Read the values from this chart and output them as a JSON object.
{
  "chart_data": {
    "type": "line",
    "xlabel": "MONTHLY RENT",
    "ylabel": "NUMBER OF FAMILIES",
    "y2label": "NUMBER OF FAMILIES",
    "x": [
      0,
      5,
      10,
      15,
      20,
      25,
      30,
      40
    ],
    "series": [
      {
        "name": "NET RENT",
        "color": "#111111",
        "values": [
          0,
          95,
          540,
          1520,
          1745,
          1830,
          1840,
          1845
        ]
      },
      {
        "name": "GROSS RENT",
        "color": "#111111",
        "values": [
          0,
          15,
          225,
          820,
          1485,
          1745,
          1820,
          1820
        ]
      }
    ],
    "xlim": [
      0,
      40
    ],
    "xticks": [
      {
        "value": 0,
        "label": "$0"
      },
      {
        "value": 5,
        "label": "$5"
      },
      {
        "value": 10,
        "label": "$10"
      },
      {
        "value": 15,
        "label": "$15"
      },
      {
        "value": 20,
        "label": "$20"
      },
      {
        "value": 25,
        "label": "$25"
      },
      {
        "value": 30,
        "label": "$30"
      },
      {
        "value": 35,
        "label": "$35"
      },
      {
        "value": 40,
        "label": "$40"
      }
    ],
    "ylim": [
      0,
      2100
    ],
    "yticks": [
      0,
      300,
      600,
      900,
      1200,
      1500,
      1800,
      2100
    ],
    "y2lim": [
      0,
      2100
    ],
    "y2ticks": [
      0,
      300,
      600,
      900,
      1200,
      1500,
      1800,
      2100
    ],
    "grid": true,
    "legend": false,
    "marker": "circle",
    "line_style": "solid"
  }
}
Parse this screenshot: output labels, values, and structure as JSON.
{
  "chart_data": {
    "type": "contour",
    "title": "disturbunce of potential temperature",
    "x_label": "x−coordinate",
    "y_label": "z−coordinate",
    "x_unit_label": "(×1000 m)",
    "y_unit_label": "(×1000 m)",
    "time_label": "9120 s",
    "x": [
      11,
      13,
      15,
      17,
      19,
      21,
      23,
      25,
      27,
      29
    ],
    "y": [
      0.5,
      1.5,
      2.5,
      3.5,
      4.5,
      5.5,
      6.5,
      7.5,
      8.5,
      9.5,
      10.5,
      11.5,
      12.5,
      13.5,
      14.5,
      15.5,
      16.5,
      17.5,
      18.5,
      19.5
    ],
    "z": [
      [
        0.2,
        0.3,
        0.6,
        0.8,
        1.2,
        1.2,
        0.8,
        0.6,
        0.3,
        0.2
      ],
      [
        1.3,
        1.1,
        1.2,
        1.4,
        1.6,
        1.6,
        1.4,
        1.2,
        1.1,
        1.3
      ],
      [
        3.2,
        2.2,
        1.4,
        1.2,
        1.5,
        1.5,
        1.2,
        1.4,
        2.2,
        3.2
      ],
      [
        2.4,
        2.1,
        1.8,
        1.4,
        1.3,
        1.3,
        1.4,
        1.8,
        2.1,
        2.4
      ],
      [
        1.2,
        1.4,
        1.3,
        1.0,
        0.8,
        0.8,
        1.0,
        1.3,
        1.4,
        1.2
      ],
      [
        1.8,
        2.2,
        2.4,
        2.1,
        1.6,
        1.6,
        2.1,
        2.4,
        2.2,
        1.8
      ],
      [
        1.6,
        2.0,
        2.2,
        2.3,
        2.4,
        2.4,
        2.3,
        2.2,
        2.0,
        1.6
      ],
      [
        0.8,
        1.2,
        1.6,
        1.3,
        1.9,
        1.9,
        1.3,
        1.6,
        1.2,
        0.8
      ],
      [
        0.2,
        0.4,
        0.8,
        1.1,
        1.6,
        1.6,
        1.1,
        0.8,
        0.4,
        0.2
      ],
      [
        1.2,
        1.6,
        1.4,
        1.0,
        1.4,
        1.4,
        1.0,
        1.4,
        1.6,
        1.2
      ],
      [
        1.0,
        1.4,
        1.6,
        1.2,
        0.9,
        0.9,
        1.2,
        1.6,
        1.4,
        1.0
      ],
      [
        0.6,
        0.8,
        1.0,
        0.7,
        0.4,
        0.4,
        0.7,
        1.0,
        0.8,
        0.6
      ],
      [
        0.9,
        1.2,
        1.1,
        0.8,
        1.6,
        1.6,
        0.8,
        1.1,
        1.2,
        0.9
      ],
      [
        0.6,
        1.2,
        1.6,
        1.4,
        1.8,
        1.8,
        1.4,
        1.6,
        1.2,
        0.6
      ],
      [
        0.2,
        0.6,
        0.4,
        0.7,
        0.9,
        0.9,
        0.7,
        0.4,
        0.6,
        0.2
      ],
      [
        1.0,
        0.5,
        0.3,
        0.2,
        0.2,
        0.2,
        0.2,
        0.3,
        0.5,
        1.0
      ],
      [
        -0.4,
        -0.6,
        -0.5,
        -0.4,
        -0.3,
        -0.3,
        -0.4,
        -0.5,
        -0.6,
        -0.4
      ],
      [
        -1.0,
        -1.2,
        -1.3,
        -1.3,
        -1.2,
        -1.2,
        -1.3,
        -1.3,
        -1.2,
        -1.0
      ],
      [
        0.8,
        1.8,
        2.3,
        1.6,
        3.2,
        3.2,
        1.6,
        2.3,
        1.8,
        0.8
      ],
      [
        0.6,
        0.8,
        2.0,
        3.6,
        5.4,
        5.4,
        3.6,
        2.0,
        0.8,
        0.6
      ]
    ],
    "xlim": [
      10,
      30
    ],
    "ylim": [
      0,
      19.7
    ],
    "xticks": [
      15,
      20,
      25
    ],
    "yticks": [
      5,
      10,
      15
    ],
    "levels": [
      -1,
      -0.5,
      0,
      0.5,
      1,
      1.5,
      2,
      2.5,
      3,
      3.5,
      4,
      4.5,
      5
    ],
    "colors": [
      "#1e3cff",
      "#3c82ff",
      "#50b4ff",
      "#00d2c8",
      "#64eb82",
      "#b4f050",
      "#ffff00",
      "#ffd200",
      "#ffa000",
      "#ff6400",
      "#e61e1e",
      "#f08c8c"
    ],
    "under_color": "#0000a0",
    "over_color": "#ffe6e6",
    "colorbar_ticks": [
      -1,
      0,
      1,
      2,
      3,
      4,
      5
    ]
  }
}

## [Objective]
Find the lines containing "FAMILIES" and pull them out.

## [Task response]
    "ylabel": "NUMBER OF FAMILIES",
    "y2label": "NUMBER OF FAMILIES",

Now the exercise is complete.